#### Goal:
Output the entries verbatim, including every line.

#### Records supplied:
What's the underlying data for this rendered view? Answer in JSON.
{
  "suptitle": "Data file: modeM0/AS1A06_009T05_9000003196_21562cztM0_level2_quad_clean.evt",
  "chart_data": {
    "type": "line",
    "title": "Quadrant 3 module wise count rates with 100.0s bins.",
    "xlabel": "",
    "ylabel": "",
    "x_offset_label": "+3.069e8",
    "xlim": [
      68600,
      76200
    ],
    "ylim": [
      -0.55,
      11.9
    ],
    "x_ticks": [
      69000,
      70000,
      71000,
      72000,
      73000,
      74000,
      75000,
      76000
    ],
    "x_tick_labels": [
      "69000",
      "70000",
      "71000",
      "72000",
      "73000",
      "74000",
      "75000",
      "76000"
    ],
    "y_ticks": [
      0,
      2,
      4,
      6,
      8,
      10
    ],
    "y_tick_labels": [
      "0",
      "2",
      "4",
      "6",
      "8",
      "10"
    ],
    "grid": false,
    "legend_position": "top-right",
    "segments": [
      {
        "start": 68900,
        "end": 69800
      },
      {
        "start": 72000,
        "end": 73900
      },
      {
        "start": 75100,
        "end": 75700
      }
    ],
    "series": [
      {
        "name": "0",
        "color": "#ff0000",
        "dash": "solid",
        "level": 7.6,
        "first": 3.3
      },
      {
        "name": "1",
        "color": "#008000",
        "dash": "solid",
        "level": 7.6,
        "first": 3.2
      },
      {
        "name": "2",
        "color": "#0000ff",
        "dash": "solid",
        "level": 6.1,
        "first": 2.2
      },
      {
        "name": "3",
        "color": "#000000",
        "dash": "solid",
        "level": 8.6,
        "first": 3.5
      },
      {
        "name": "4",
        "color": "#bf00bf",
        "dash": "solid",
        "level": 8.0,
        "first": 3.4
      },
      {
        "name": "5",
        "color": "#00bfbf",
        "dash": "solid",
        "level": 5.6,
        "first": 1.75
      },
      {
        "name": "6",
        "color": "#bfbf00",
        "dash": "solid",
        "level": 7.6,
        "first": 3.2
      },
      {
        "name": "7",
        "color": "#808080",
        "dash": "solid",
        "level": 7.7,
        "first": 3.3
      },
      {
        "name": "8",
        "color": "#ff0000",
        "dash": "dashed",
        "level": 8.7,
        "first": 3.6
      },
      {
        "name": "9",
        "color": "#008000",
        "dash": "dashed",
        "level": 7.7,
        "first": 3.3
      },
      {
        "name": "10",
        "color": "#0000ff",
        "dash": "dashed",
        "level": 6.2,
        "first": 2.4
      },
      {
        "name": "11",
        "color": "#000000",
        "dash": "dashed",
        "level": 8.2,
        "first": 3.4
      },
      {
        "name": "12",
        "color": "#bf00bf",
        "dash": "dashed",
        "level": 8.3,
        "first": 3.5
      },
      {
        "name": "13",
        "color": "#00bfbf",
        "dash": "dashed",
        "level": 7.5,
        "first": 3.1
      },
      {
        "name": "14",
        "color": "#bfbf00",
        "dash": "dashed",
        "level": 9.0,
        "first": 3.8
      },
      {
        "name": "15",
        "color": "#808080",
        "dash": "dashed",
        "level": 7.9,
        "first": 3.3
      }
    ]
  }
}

#### Finished task:
What's the underlying data for this rendered view? Answer in JSON.
{
  "suptitle": "Data file: modeM0/AS1A06_009T05_9000003196_21562cztM0_level2_quad_clean.evt",
  "chart_data": {
    "type": "line",
    "title": "Quadrant 3 module wise count rates with 100.0s bins.",
    "xlabel": "",
    "ylabel": "",
    "x_offset_label": "+3.069e8",
    "xlim": [
      68600,
      76200
    ],
    "ylim": [
      -0.55,
      11.9
    ],
    "x_ticks": [
      69000,
      70000,
      71000,
      72000,
      73000,
      74000,
      75000,
      76000
    ],
    "x_tick_labels": [
      "69000",
      "70000",
      "71000",
      "72000",
      "73000",
      "74000",
      "75000",
      "76000"
    ],
    "y_ticks": [
      0,
      2,
      4,
      6,
      8,
      10
    ],
    "y_tick_labels": [
      "0",
      "2",
      "4",
      "6",
      "8",
      "10"
    ],
    "grid": false,
    "legend_position": "top-right",
    "segments": [
      {
        "start": 68900,
        "end": 69800
      },
      {
        "start": 72000,
        "end": 73900
      },
      {
        "start": 75100,
        "end": 75700
      }
    ],
    "series": [
      {
        "name": "0",
        "color": "#ff0000",
        "dash": "solid",
        "level": 7.6,
        "first": 3.3
      },
      {
        "name": "1",
        "color": "#008000",
        "dash": "solid",
        "level": 7.6,
        "first": 3.2
      },
      {
        "name": "2",
        "color": "#0000ff",
        "dash": "solid",
        "level": 6.1,
        "first": 2.2
      },
      {
        "name": "3",
        "color": "#000000",
        "dash": "solid",
        "level": 8.6,
        "first": 3.5
      },
      {
        "name": "4",
        "color": "#bf00bf",
        "dash": "solid",
        "level": 8.0,
        "first": 3.4
      },
      {
        "name": "5",
        "color": "#00bfbf",
        "dash": "solid",
        "level": 5.6,
        "first": 1.75
      },
      {
        "name": "6",
        "color": "#bfbf00",
        "dash": "solid",
        "level": 7.6,
        "first": 3.2
      },
      {
        "name": "7",
        "color": "#808080",
        "dash": "solid",
        "level": 7.7,
        "first": 3.3
      },
      {
        "name": "8",
        "color": "#ff0000",
        "dash": "dashed",
        "level": 8.7,
        "first": 3.6
      },
      {
        "name": "9",
        "color": "#008000",
        "dash": "dashed",
        "level": 7.7,
        "first": 3.3
      },
      {
        "name": "10",
        "color": "#0000ff",
        "dash": "dashed",
        "level": 6.2,
        "first": 2.4
      },
      {
        "name": "11",
        "color": "#000000",
        "dash": "dashed",
        "level": 8.2,
        "first": 3.4
      },
      {
        "name": "12",
        "color": "#bf00bf",
        "dash": "dashed",
        "level": 8.3,
        "first": 3.5
      },
      {
        "name": "13",
        "color": "#00bfbf",
        "dash": "dashed",
        "level": 7.5,
        "first": 3.1
      },
      {
        "name": "14",
        "color": "#bfbf00",
        "dash": "dashed",
        "level": 9.0,
        "first": 3.8
      },
      {
        "name": "15",
        "color": "#808080",
        "dash": "dashed",
        "level": 7.9,
        "first": 3.3
      }
    ]
  }
}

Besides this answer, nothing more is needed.